**READING TEXT:**
The infiltrative lesions in OC were generally localised to the orbit and poorly demarcated, whilst those in IFOI were infiltrative or expansile/mass-like lesions invading the orbital apex from the adjacent paranasal sinuses. Six cases (54.5%) of OC had discrete orbital collection(s) (I.e., subperiosteal abscess or intra-orbital abscess) (Fig. 6). Only one IFOI case (9.1%) demonstrated a lacrimal gland abscess, as evidenced by a peripherally contrast-enhancing collection (Fig. 7) (p value = 0.063). This case also demonstrated lacrimal gland enlargement, contrast-enhancement and loss of distinct margins, and was the only case of lacrimal gland involvement observed in IFOI. Meanwhile, lacrimal gland involvement (8/11, 72.7%) was more common in OC, as demonstrated by enlargement, contrast-enhancement and/or loss of distinct margins (p = 0.008).
Orbital imaging of a 26-year-old male with right orbital cellulitis. A Demonstrates proptosis and, diffuse contrast-enhancement of pre-septal tissues, extra- and intraconal orbit fat on T1 FS CE (Solid circle). There is mucosal thickening in the ethmoid sinuses. B Again demonstrates disease in the ethmoidal sinus, along with opacification of the left maxillary sinus. There is a peripherally contrast-enhancing collection in the superior orbit, along with right frontal lobe abscess and sub-galeal abscess on T1 FS CE (Solid arrow)
Orbital imaging of a 77-year-old male with invasive aspergillosis involving the left orbit, however, with likely superimposed bacterial orbital cellulitis. A and B Demonstrate contrast-enhancement and loss of fat plane of the pre-septal tissues and lateral post-septal orbital fat on axial T1 FS CE and T1, respectively (Solid circles). C and D Demonstrates the lacrimal gland collection (Solid arrow) which is contiguous with intracranial extension and frontal lobe collections (Dashed arrow) on axial and coronal T1 FS CE
Abnormal EOM involvement in OC was observed as mild diffuse enlargement, contrast-enhancement, loss of distinct margins and heterogenous high T2 signal. EOM involvement in IFOI occurred near the orbital apex as contiguous infiltrative inflammation, typically in the absence of abnormal signal changes, contrast-enhancement or enlargement (due to infiltrative mass obscuring EOM margins). In one IFOI case, there was LoCE of the EOMs at the apex, contiguous with an infiltrative orbital mass from adjacent sinonasal disease (Fig. 1).

**RECORDED INFORMATION:**
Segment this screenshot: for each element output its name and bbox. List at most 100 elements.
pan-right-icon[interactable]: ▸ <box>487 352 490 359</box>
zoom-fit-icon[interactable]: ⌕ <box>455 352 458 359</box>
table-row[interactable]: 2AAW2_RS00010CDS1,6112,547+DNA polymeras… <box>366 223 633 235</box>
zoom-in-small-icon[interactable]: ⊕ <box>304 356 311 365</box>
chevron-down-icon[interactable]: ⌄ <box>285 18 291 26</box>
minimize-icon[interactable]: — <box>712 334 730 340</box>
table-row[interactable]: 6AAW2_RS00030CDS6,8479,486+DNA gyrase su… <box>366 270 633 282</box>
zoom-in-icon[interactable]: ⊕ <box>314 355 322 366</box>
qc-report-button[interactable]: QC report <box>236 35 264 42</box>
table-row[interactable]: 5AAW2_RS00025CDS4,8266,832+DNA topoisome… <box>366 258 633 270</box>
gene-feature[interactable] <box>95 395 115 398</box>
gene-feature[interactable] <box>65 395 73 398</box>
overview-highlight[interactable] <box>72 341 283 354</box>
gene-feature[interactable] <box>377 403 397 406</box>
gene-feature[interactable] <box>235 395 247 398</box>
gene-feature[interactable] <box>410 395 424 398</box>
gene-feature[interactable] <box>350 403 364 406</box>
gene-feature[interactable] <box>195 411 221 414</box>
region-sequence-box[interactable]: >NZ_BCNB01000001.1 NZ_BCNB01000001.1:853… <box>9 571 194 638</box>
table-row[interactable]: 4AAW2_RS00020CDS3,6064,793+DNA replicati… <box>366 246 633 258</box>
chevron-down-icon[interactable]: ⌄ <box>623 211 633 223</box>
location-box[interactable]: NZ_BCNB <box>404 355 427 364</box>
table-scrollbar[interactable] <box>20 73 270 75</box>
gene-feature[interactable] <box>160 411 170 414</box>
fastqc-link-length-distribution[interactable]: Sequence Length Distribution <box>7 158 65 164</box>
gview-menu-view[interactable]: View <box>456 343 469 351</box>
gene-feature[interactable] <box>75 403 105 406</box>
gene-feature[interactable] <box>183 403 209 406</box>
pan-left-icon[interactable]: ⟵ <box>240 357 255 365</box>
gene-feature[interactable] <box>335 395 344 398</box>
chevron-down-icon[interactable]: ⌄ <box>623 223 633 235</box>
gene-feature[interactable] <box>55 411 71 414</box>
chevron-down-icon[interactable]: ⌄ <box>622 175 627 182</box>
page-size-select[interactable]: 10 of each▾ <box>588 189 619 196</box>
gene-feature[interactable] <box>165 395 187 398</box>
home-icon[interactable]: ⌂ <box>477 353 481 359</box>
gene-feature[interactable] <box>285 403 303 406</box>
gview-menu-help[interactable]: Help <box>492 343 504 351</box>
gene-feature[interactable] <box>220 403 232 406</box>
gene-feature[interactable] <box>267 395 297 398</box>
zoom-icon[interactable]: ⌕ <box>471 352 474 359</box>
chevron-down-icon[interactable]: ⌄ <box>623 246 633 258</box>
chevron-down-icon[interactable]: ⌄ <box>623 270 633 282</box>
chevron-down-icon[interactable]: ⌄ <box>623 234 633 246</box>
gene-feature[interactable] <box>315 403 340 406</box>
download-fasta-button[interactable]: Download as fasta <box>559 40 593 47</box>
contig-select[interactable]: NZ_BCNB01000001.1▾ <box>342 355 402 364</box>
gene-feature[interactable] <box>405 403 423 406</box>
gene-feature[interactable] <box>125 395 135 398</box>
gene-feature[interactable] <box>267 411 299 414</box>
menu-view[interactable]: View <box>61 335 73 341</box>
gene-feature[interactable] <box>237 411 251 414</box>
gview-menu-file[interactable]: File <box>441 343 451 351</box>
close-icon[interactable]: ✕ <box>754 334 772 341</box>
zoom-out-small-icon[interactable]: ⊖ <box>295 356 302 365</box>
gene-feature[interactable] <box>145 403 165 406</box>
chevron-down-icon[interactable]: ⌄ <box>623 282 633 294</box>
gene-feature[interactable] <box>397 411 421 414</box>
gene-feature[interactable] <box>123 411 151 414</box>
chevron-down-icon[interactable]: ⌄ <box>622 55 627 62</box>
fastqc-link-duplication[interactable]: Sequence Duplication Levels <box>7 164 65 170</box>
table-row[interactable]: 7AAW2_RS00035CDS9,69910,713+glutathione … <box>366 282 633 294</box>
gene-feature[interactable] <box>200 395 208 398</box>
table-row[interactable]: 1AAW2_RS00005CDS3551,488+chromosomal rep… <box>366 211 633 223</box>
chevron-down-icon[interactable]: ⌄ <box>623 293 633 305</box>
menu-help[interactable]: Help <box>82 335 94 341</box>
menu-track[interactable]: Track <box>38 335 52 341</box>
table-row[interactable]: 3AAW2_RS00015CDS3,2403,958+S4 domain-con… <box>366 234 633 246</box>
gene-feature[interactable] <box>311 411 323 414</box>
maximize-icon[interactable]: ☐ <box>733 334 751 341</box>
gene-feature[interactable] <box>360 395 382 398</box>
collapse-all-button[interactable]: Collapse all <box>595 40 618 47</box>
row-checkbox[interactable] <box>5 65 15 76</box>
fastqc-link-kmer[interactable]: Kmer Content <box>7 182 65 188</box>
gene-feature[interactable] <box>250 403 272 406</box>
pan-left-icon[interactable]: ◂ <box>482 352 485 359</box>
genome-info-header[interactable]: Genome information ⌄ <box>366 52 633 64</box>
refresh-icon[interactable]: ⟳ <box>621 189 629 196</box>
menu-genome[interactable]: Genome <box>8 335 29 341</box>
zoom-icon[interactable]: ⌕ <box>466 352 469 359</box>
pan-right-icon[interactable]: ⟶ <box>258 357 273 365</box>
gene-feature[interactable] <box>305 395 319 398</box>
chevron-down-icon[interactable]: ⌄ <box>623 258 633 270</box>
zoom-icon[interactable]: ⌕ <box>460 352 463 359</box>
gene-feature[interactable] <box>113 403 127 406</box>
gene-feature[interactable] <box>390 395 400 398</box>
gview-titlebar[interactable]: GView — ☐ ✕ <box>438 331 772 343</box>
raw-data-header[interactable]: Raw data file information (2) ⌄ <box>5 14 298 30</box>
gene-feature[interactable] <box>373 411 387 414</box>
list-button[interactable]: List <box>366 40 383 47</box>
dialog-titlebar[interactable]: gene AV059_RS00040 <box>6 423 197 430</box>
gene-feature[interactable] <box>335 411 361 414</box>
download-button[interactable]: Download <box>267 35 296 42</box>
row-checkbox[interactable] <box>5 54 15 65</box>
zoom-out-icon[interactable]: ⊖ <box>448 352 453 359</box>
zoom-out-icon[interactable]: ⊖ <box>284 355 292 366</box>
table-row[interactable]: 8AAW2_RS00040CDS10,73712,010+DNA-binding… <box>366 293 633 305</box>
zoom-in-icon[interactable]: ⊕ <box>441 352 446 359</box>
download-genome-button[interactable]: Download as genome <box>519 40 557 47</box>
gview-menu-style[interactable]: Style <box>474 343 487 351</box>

**ACTIVITIES:**
- a) In the orbital infection text, how many OC cases had discrete orbital collections?
- b) Reproduce the part of the orbital infection text starting at "The infiltrative lesions" and ending at "(p = 0.008).", renaming "lacrimal gland" as "tear gland".
The rows have no connection to the orbital infection text.

**EXPECTED RESULTS:**
- a) Six cases (54.5%).

- b)
The infiltrative lesions in OC were generally localised to the orbit and poorly demarcated, whilst those in IFOI were infiltrative or expansile/mass-like lesions invading the orbital apex from the adjacent paranasal sinuses. Six cases (54.5%) of OC had discrete orbital collection(s) (I.e., subperiosteal abscess or intra-orbital abscess) (Fig. 6). Only one IFOI case (9.1%) demonstrated a tear gland abscess, as evidenced by a peripherally contrast-enhancing collection (Fig. 7) (p value = 0.063). This case also demonstrated tear gland enlargement, contrast-enhancement and loss of distinct margins, and was the only case of tear gland involvement observed in IFOI. Meanwhile, tear gland involvement (8/11, 72.7%) was more common in OC, as demonstrated by enlargement, contrast-enhancement and/or loss of distinct margins (p = 0.008).